Tell how many lines in these records contain the string "object", with only the number as the reply.

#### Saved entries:
--- --- ---

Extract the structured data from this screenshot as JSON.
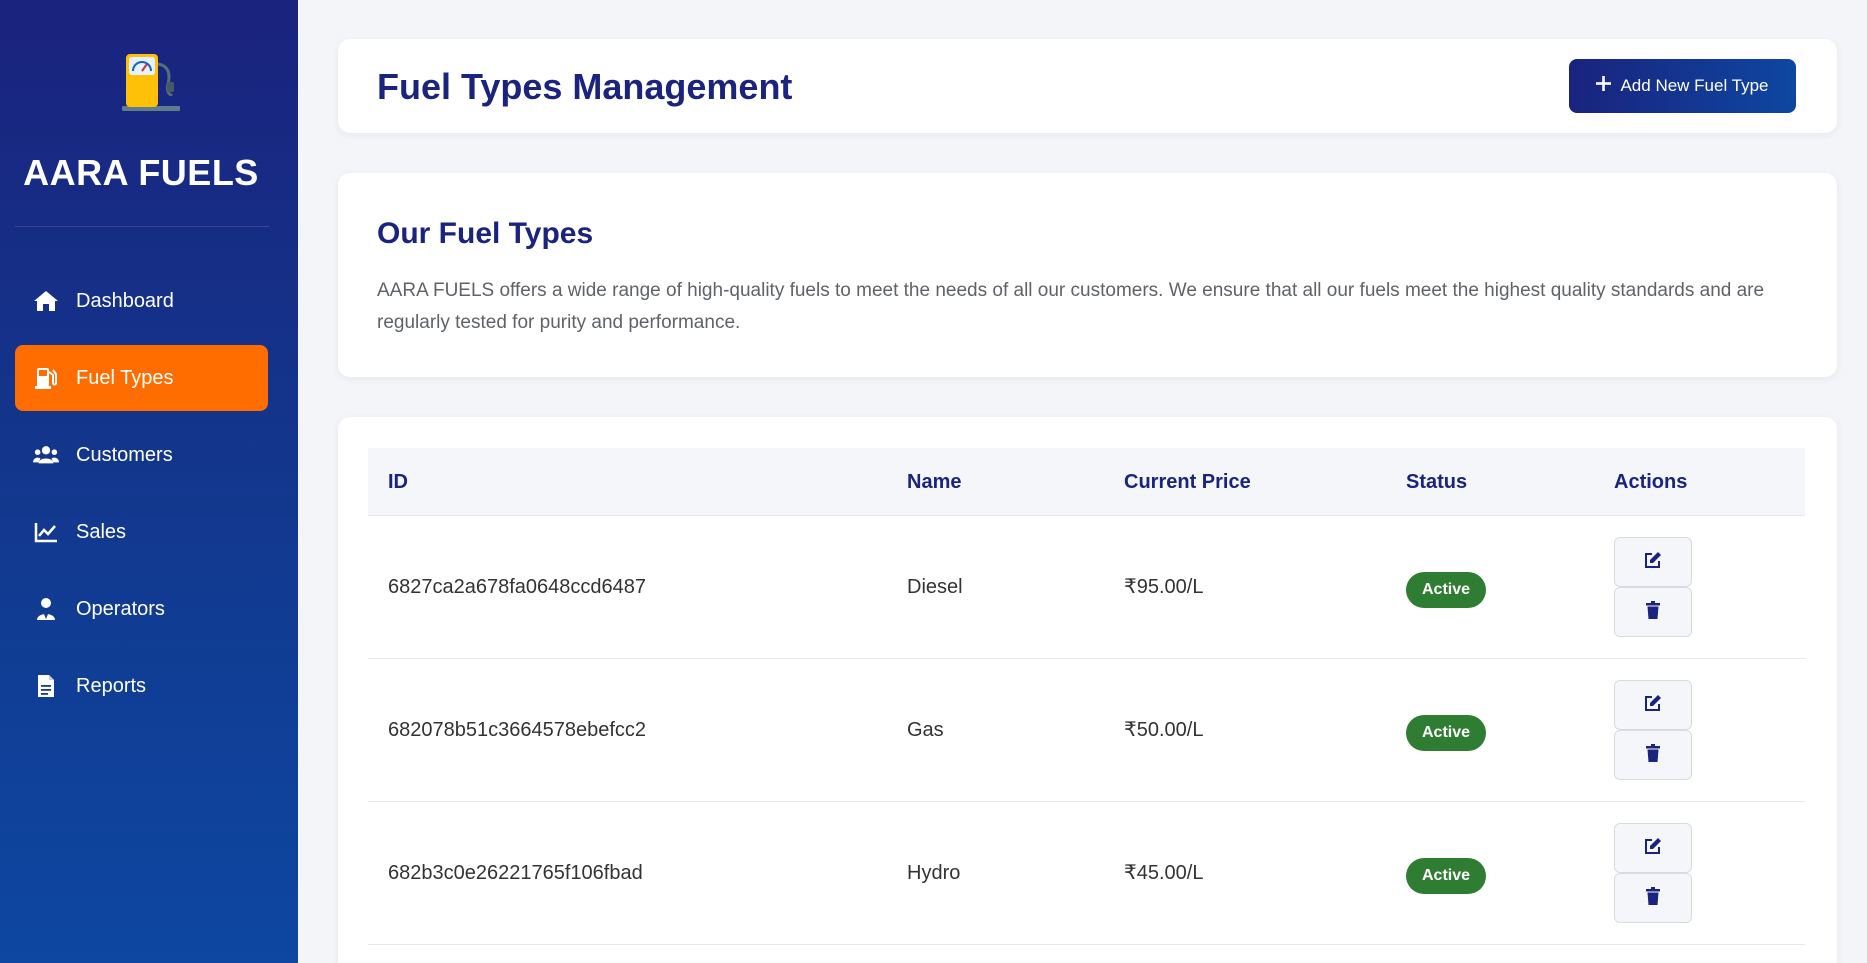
{
  "sidebar": {
    "logo_icon": "fuel-pump-logo",
    "brand": "AARA FUELS",
    "items": [
      {
        "label": "Dashboard",
        "icon": "home-icon",
        "active": false
      },
      {
        "label": "Fuel Types",
        "icon": "fuel-pump-icon",
        "active": true
      },
      {
        "label": "Customers",
        "icon": "users-icon",
        "active": false
      },
      {
        "label": "Sales",
        "icon": "line-chart-icon",
        "active": false
      },
      {
        "label": "Operators",
        "icon": "user-tie-icon",
        "active": false
      },
      {
        "label": "Reports",
        "icon": "document-icon",
        "active": false
      }
    ]
  },
  "header": {
    "title": "Fuel Types Management",
    "add_button_label": "Add New Fuel Type"
  },
  "intro": {
    "title": "Our Fuel Types",
    "description": "AARA FUELS offers a wide range of high-quality fuels to meet the needs of all our customers. We ensure that all our fuels meet the highest quality standards and are regularly tested for purity and performance."
  },
  "table": {
    "columns": [
      "ID",
      "Name",
      "Current Price",
      "Status",
      "Actions"
    ],
    "rows": [
      {
        "id": "6827ca2a678fa0648ccd6487",
        "name": "Diesel",
        "price": "₹95.00/L",
        "status": "Active"
      },
      {
        "id": "682078b51c3664578ebefcc2",
        "name": "Gas",
        "price": "₹50.00/L",
        "status": "Active"
      },
      {
        "id": "682b3c0e26221765f106fbad",
        "name": "Hydro",
        "price": "₹45.00/L",
        "status": "Active"
      }
    ]
  },
  "colors": {
    "primary": "#1a237e",
    "accent": "#ff6d00",
    "active_badge": "#2e7d32"
  }
}
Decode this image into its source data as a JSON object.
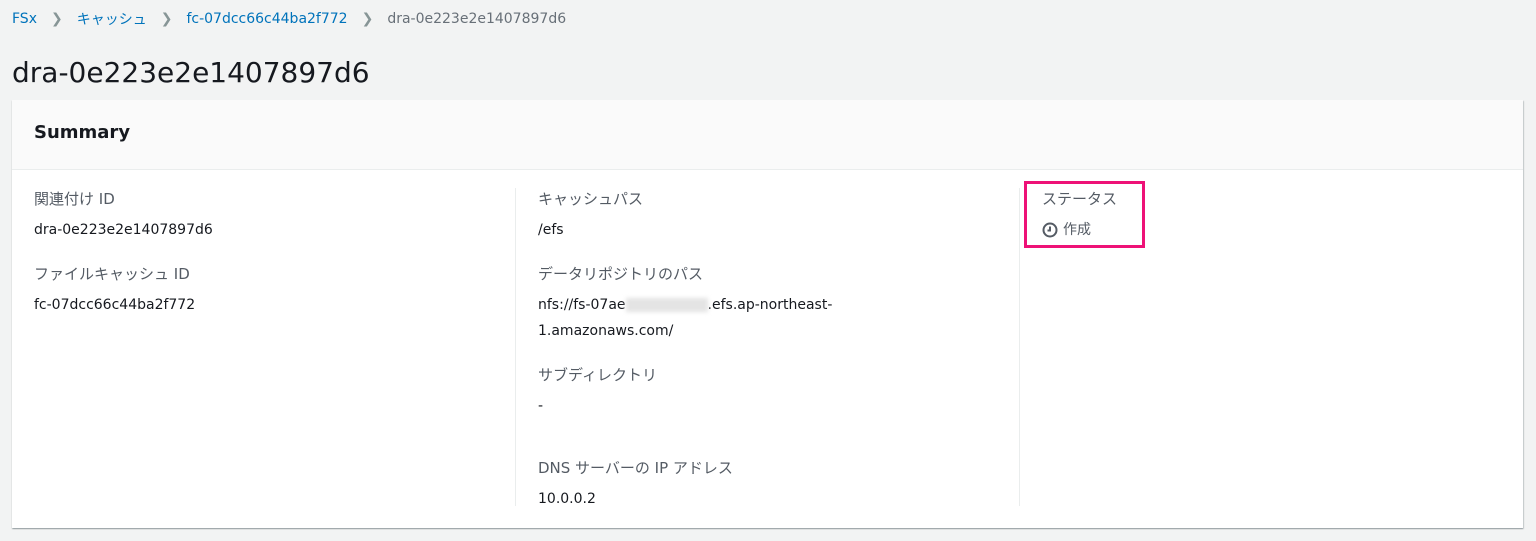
{
  "breadcrumb": {
    "items": [
      "FSx",
      "キャッシュ",
      "fc-07dcc66c44ba2f772"
    ],
    "current": "dra-0e223e2e1407897d6"
  },
  "page_title": "dra-0e223e2e1407897d6",
  "summary": {
    "title": "Summary",
    "association_id_label": "関連付け ID",
    "association_id": "dra-0e223e2e1407897d6",
    "file_cache_id_label": "ファイルキャッシュ ID",
    "file_cache_id": "fc-07dcc66c44ba2f772",
    "cache_path_label": "キャッシュパス",
    "cache_path": "/efs",
    "repo_path_label": "データリポジトリのパス",
    "repo_path_prefix": "nfs://fs-07ae",
    "repo_path_suffix": ".efs.ap-northeast-",
    "repo_path_line2": "1.amazonaws.com/",
    "subdir_label": "サブディレクトリ",
    "subdir": "-",
    "dns_label": "DNS サーバーの IP アドレス",
    "dns": "10.0.0.2",
    "status_label": "ステータス",
    "status": "作成",
    "status_icon": "clock-icon",
    "highlight_color": "#ee1177"
  }
}
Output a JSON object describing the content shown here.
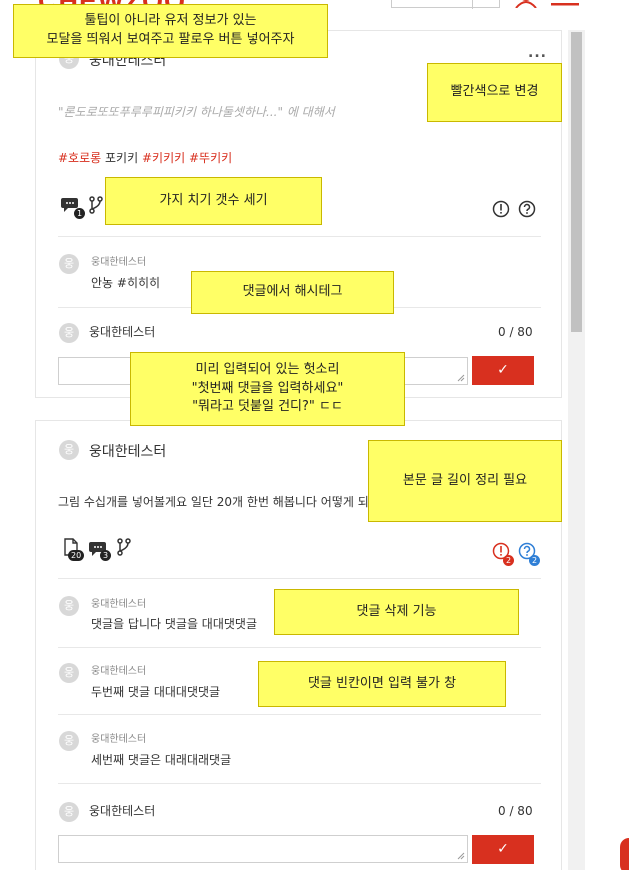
{
  "header": {
    "logo": "CHEWZOO",
    "icons": [
      "search-icon",
      "user-icon",
      "menu-icon"
    ]
  },
  "colors": {
    "accent": "#d8301f",
    "note_bg": "#ffff66"
  },
  "posts": [
    {
      "avatar_initial": "웅",
      "author": "웅대한테스터",
      "more": "...",
      "quote": "\"론도로또또푸루루피피키키 하나둘셋하나...\" 에 대해서",
      "tags": [
        {
          "text": "#호로롱",
          "color": "#d8301f"
        },
        {
          "text": "포키키",
          "color": "#333333"
        },
        {
          "text": "#키키키",
          "color": "#d8301f"
        },
        {
          "text": "#뚜키키",
          "color": "#d8301f"
        }
      ],
      "badges": {
        "comments": "1"
      },
      "comments": [
        {
          "avatar_initial": "웅",
          "author": "웅대한테스터",
          "text": "안농 #히히히"
        }
      ],
      "reply": {
        "avatar_initial": "웅",
        "author": "웅대한테스터",
        "counter": "0 / 80",
        "value": "",
        "submit": "✓"
      }
    },
    {
      "avatar_initial": "웅",
      "author": "웅대한테스터",
      "more": "...",
      "body": "그림 수십개를 넣어볼게요 일단 20개 한번 해봅니다 어떻게 되나.",
      "badges": {
        "images": "20",
        "comments": "3",
        "warnings": "2",
        "questions": "2"
      },
      "comments": [
        {
          "avatar_initial": "웅",
          "author": "웅대한테스터",
          "text": "댓글을 답니다 댓글을 대대댓댓글"
        },
        {
          "avatar_initial": "웅",
          "author": "웅대한테스터",
          "text": "두번째 댓글 대대대댓댓글"
        },
        {
          "avatar_initial": "웅",
          "author": "웅대한테스터",
          "text": "세번째 댓글은 대래대래댓글"
        }
      ],
      "reply": {
        "avatar_initial": "웅",
        "author": "웅대한테스터",
        "counter": "0 / 80",
        "value": "",
        "submit": "✓"
      }
    }
  ],
  "notes": {
    "tooltip": "툴팁이 아니라 유저 정보가 있는\n모달을 띄워서 보여주고 팔로우 버튼 넣어주자",
    "red_color": "빨간색으로 변경",
    "branch_count": "가지 치기 갯수 세기",
    "hashtag": "댓글에서 해시테그",
    "placeholder": "미리 입력되어 있는 헛소리\n\"첫번째 댓글을 입력하세요\"\n\"뭐라고 덧붙일 건디?\" ㄷㄷ",
    "body_length": "본문 글 길이 정리 필요",
    "delete": "댓글 삭제 기능",
    "empty_block": "댓글 빈칸이면 입력 불가 창"
  }
}
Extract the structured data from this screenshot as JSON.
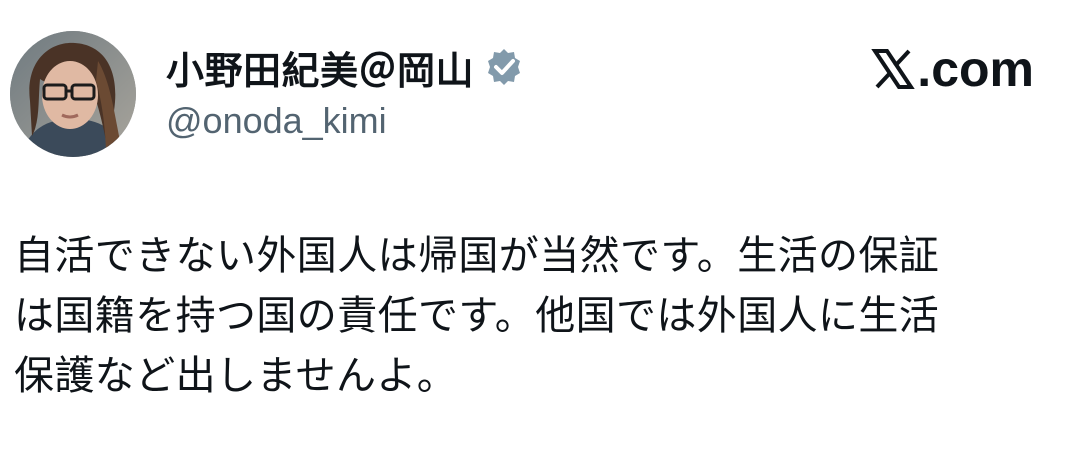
{
  "post": {
    "author": {
      "display_name": "小野田紀美＠岡山",
      "handle": "@onoda_kimi",
      "verified": true,
      "verified_badge_color": "#829aab"
    },
    "source": {
      "label": ".com",
      "logo_icon": "x-logo-icon"
    },
    "text_lines": [
      "自活できない外国人は帰国が当然です。生活の保証",
      "は国籍を持つ国の責任です。他国では外国人に生活",
      "保護など出しませんよ。"
    ]
  },
  "colors": {
    "background": "#ffffff",
    "text": "#0f1419",
    "secondary_text": "#536471"
  }
}
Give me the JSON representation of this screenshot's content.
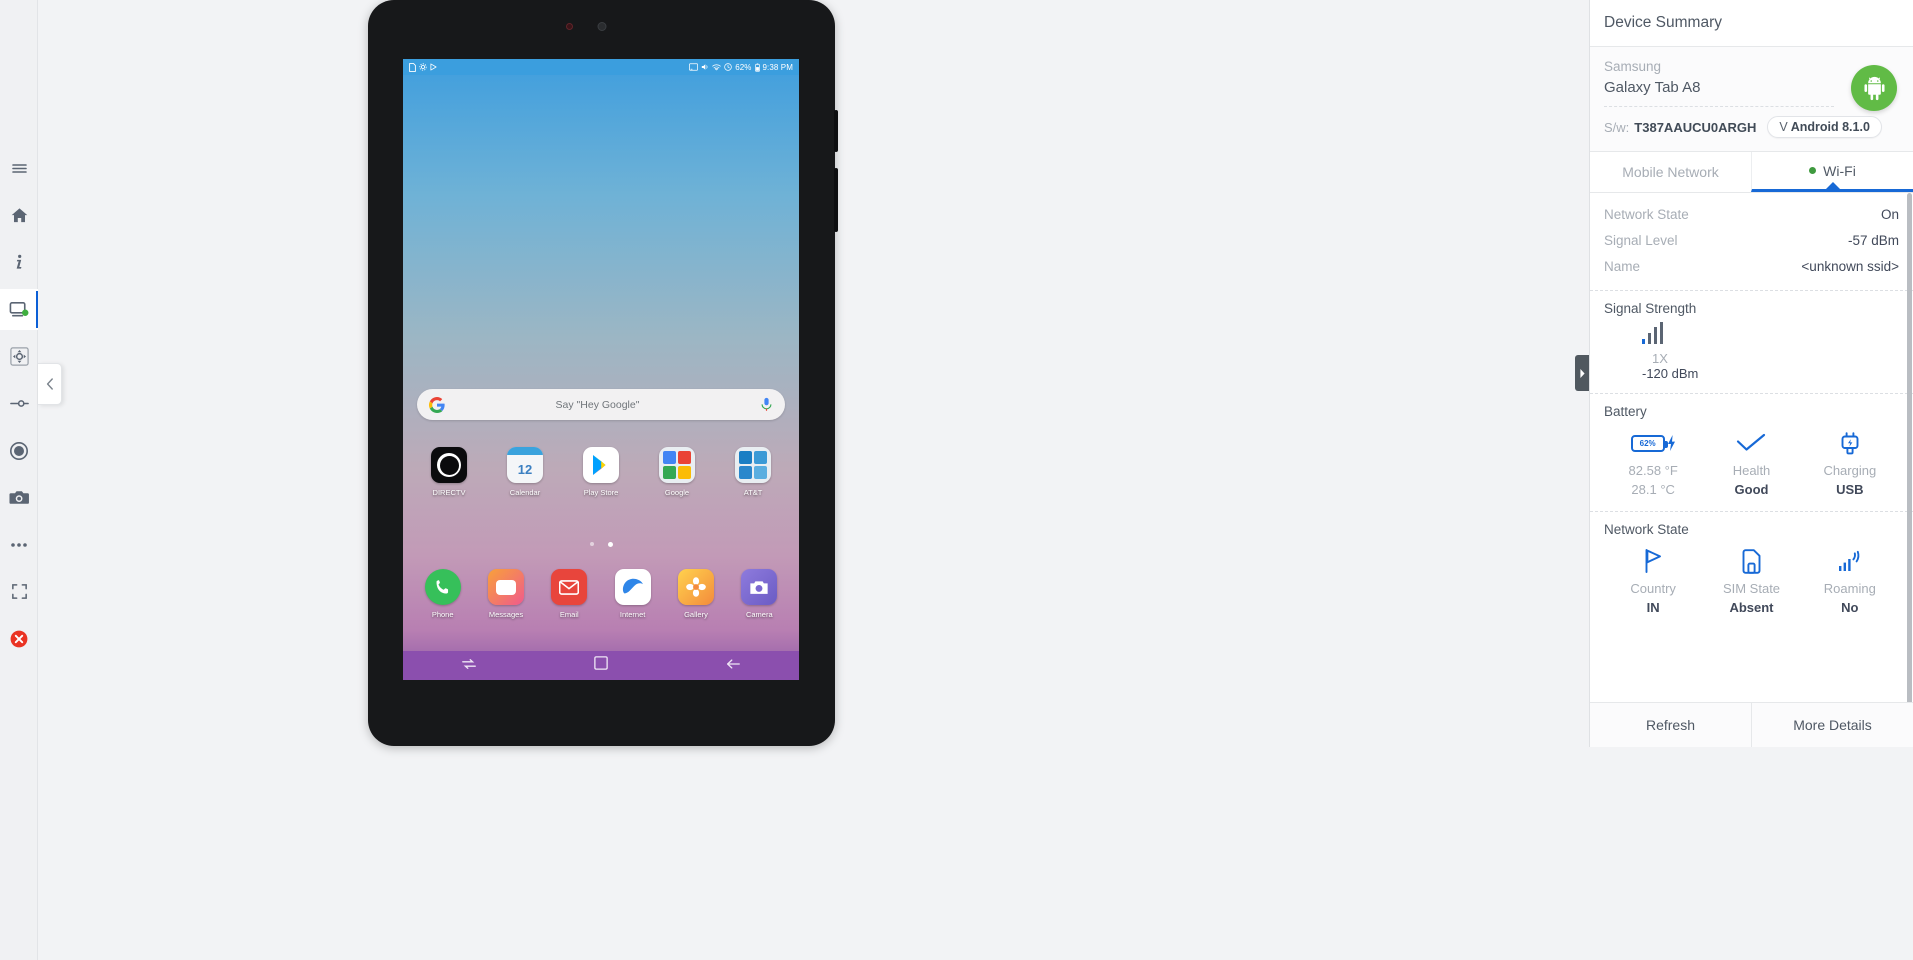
{
  "toolbar": {
    "items": [
      {
        "name": "menu-icon",
        "label": "Menu"
      },
      {
        "name": "home-icon",
        "label": "Home"
      },
      {
        "name": "info-icon",
        "label": "Device Info"
      },
      {
        "name": "monitor-icon",
        "label": "Device View"
      },
      {
        "name": "dpad-icon",
        "label": "Navigation Pad"
      },
      {
        "name": "slider-icon",
        "label": "Settings Slider"
      },
      {
        "name": "record-icon",
        "label": "Record"
      },
      {
        "name": "camera-icon",
        "label": "Screenshot"
      },
      {
        "name": "more-icon",
        "label": "More"
      },
      {
        "name": "fullscreen-icon",
        "label": "Fullscreen"
      },
      {
        "name": "close-icon",
        "label": "Close Session"
      }
    ]
  },
  "device": {
    "statusbar": {
      "left_icons": [
        "sim-icon",
        "settings-icon",
        "play-icon"
      ],
      "right_icons": [
        "cast-icon",
        "volume-icon",
        "wifi-icon",
        "clock-icon"
      ],
      "battery": "62%",
      "battery_icon": "battery-icon",
      "time": "9:38 PM"
    },
    "search": {
      "google_icon": "google-g-icon",
      "hint": "Say \"Hey Google\"",
      "mic_icon": "microphone-icon"
    },
    "page_dots": {
      "count": 2,
      "active_index": 1
    },
    "apps_row1": [
      {
        "label": "DIRECTV",
        "icon": "directv-icon"
      },
      {
        "label": "Calendar",
        "icon": "calendar-icon"
      },
      {
        "label": "Play Store",
        "icon": "play-store-icon"
      },
      {
        "label": "Google",
        "icon": "google-folder-icon"
      },
      {
        "label": "AT&T",
        "icon": "att-folder-icon"
      }
    ],
    "apps_row2": [
      {
        "label": "Phone",
        "icon": "phone-icon"
      },
      {
        "label": "Messages",
        "icon": "messages-icon"
      },
      {
        "label": "Email",
        "icon": "email-icon"
      },
      {
        "label": "Internet",
        "icon": "internet-icon"
      },
      {
        "label": "Gallery",
        "icon": "gallery-icon"
      },
      {
        "label": "Camera",
        "icon": "camera-app-icon"
      }
    ],
    "navbar": [
      "recents-icon",
      "home-nav-icon",
      "back-icon"
    ]
  },
  "panel": {
    "title": "Device Summary",
    "vendor": "Samsung",
    "model": "Galaxy Tab A8",
    "sw_label": "S/w:",
    "sw_value": "T387AAUCU0ARGH",
    "os_prefix": "V",
    "os_version": "Android 8.1.0",
    "android_icon": "android-robot-icon",
    "tabs": [
      {
        "label": "Mobile Network",
        "selected": false,
        "dot": false
      },
      {
        "label": "Wi-Fi",
        "selected": true,
        "dot": true
      }
    ],
    "network": [
      {
        "key": "Network State",
        "value": "On"
      },
      {
        "key": "Signal Level",
        "value": "-57 dBm"
      },
      {
        "key": "Name",
        "value": "<unknown ssid>"
      }
    ],
    "signal": {
      "title": "Signal Strength",
      "icon": "signal-bars-icon",
      "bars_total": 4,
      "bars_active": 1,
      "type": "1X",
      "dbm": "-120 dBm"
    },
    "battery": {
      "title": "Battery",
      "cells": [
        {
          "icon": "battery-charging-icon",
          "badge": "62%",
          "line1": "82.58 °F",
          "line2": "28.1 °C",
          "line2_bold": false
        },
        {
          "icon": "check-icon",
          "badge": "",
          "line1": "Health",
          "line2": "Good",
          "line2_bold": true
        },
        {
          "icon": "plug-icon",
          "badge": "",
          "line1": "Charging",
          "line2": "USB",
          "line2_bold": true
        }
      ]
    },
    "network_state": {
      "title": "Network State",
      "cells": [
        {
          "icon": "flag-icon",
          "line1": "Country",
          "line2": "IN"
        },
        {
          "icon": "sim-card-icon",
          "line1": "SIM State",
          "line2": "Absent"
        },
        {
          "icon": "roaming-icon",
          "line1": "Roaming",
          "line2": "No"
        }
      ]
    },
    "footer": [
      {
        "label": "Refresh"
      },
      {
        "label": "More Details"
      }
    ],
    "colors": {
      "accent": "#1769d6",
      "android_green": "#61bb46",
      "muted": "#a7adb5",
      "text": "#4f5864"
    }
  }
}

--- --- ---

#### Task answer:
2